Output all lines exactly.

:: Dataset entries ::
— Begin —

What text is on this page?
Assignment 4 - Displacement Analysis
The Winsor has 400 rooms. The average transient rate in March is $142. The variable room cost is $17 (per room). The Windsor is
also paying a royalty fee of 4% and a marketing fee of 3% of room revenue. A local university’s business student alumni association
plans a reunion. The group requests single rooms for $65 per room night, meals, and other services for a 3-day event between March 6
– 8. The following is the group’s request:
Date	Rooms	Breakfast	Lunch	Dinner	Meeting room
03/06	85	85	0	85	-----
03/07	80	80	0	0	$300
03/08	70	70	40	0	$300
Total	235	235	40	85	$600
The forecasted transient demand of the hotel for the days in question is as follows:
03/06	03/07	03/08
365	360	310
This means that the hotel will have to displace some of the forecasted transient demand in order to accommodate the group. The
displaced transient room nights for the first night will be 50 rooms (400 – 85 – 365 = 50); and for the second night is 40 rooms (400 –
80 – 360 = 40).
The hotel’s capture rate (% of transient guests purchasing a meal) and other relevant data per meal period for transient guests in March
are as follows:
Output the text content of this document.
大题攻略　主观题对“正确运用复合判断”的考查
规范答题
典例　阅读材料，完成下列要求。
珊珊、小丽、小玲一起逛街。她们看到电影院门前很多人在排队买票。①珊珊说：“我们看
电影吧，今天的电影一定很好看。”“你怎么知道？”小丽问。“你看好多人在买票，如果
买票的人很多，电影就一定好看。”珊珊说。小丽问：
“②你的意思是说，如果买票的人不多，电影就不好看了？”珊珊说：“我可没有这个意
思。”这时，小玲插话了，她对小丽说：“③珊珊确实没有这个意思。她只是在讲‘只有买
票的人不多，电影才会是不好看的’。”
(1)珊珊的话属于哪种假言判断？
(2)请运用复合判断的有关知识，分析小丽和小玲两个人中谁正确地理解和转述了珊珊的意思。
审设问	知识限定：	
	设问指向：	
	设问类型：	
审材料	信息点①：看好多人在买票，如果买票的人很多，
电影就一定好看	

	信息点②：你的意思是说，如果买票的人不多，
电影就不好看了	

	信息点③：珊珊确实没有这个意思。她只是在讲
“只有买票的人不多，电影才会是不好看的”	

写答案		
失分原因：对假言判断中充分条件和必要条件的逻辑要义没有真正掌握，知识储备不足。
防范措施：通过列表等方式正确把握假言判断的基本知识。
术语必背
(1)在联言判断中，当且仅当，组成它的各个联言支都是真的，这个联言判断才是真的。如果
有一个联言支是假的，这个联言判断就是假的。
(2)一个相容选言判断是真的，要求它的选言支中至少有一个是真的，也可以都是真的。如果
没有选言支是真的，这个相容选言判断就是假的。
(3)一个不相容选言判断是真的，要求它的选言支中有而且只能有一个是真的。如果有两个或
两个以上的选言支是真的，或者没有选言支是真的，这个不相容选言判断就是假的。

— End —

:: Response ::
What text is on this page?
Assignment 4 - Displacement Analysis
The Winsor has 400 rooms. The average transient rate in March is $142. The variable room cost is $17 (per room). The Windsor is
also paying a royalty fee of 4% and a marketing fee of 3% of room revenue. A local university’s business student alumni association
plans a reunion. The group requests single rooms for $65 per room night, meals, and other services for a 3-day event between March 6
– 8. The following is the group’s request:
Date	Rooms	Breakfast	Lunch	Dinner	Meeting room
03/06	85	85	0	85	-----
03/07	80	80	0	0	$300
03/08	70	70	40	0	$300
Total	235	235	40	85	$600
The forecasted transient demand of the hotel for the days in question is as follows:
03/06	03/07	03/08
365	360	310
This means that the hotel will have to displace some of the forecasted transient demand in order to accommodate the group. The
displaced transient room nights for the first night will be 50 rooms (400 – 85 – 365 = 50); and for the second night is 40 rooms (400 –
80 – 360 = 40).
The hotel’s capture rate (% of transient guests purchasing a meal) and other relevant data per meal period for transient guests in March
are as follows:
Output the text content of this document.
大题攻略　主观题对“正确运用复合判断”的考查
规范答题
典例　阅读材料，完成下列要求。
珊珊、小丽、小玲一起逛街。她们看到电影院门前很多人在排队买票。①珊珊说：“我们看
电影吧，今天的电影一定很好看。”“你怎么知道？”小丽问。“你看好多人在买票，如果
买票的人很多，电影就一定好看。”珊珊说。小丽问：
“②你的意思是说，如果买票的人不多，电影就不好看了？”珊珊说：“我可没有这个意
思。”这时，小玲插话了，她对小丽说：“③珊珊确实没有这个意思。她只是在讲‘只有买
票的人不多，电影才会是不好看的’。”
(1)珊珊的话属于哪种假言判断？
(2)请运用复合判断的有关知识，分析小丽和小玲两个人中谁正确地理解和转述了珊珊的意思。
审设问	知识限定：	
	设问指向：	
	设问类型：	
审材料	信息点①：看好多人在买票，如果买票的人很多，
电影就一定好看	

	信息点②：你的意思是说，如果买票的人不多，
电影就不好看了	

	信息点③：珊珊确实没有这个意思。她只是在讲
“只有买票的人不多，电影才会是不好看的”	

写答案		
失分原因：对假言判断中充分条件和必要条件的逻辑要义没有真正掌握，知识储备不足。
防范措施：通过列表等方式正确把握假言判断的基本知识。
术语必背
(1)在联言判断中，当且仅当，组成它的各个联言支都是真的，这个联言判断才是真的。如果
有一个联言支是假的，这个联言判断就是假的。
(2)一个相容选言判断是真的，要求它的选言支中至少有一个是真的，也可以都是真的。如果
没有选言支是真的，这个相容选言判断就是假的。
(3)一个不相容选言判断是真的，要求它的选言支中有而且只能有一个是真的。如果有两个或
两个以上的选言支是真的，或者没有选言支是真的，这个不相容选言判断就是假的。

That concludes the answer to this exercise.